Copy all lines below containing "冈底斯山一线".

•••

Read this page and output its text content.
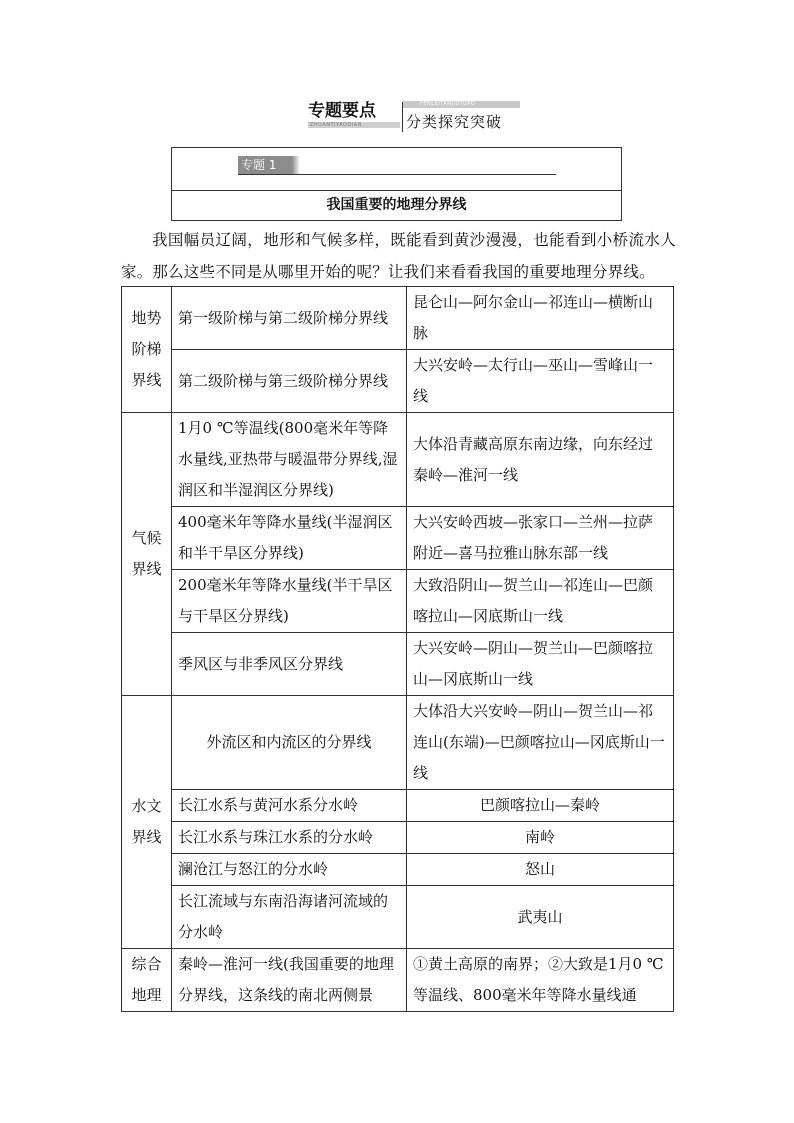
专题要点
ZHUANTIYAODIAN
FENLEITANJIUTUPO
分类探究突破
专题 1
我国重要的地理分界线
我国幅员辽阔，地形和气候多样，既能看到黄沙漫漫，也能看到小桥流水人家。那么这些不同是从哪里开始的呢？让我们来看看我国的重要地理分界线。
地势阶梯界线	第一级阶梯与第二级阶梯分界线	昆仑山—阿尔金山—祁连山—横断山脉
	第二级阶梯与第三级阶梯分界线	大兴安岭—太行山—巫山—雪峰山一线
气候界线	1月0 ℃等温线(800毫米年等降水量线,亚热带与暖温带分界线,湿润区和半湿润区分界线)	大体沿青藏高原东南边缘，向东经过秦岭—淮河一线
	400毫米年等降水量线(半湿润区和半干旱区分界线)	大兴安岭西坡—张家口—兰州—拉萨附近—喜马拉雅山脉东部一线
	200毫米年等降水量线(半干旱区与干旱区分界线)	大致沿阴山—贺兰山—祁连山—巴颜喀拉山—冈底斯山一线
	季风区与非季风区分界线	大兴安岭—阴山—贺兰山—巴颜喀拉山—冈底斯山一线
水文界线	外流区和内流区的分界线	大体沿大兴安岭—阴山—贺兰山—祁连山(东端)—巴颜喀拉山—冈底斯山一线
	长江水系与黄河水系分水岭	巴颜喀拉山—秦岭
	长江水系与珠江水系的分水岭	南岭
	澜沧江与怒江的分水岭	怒山
	长江流域与东南沿海诸河流域的分水岭	武夷山
综合地理	秦岭—淮河一线(我国重要的地理分界线，这条线的南北两侧景	①黄土高原的南界；②大致是1月0 ℃等温线、800毫米年等降水量线通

•••

_Written solution_.
	200毫米年等降水量线(半干旱区与干旱区分界线)	大致沿阴山—贺兰山—祁连山—巴颜喀拉山—冈底斯山一线
	季风区与非季风区分界线	大兴安岭—阴山—贺兰山—巴颜喀拉山—冈底斯山一线
水文界线	外流区和内流区的分界线	大体沿大兴安岭—阴山—贺兰山—祁连山(东端)—巴颜喀拉山—冈底斯山一线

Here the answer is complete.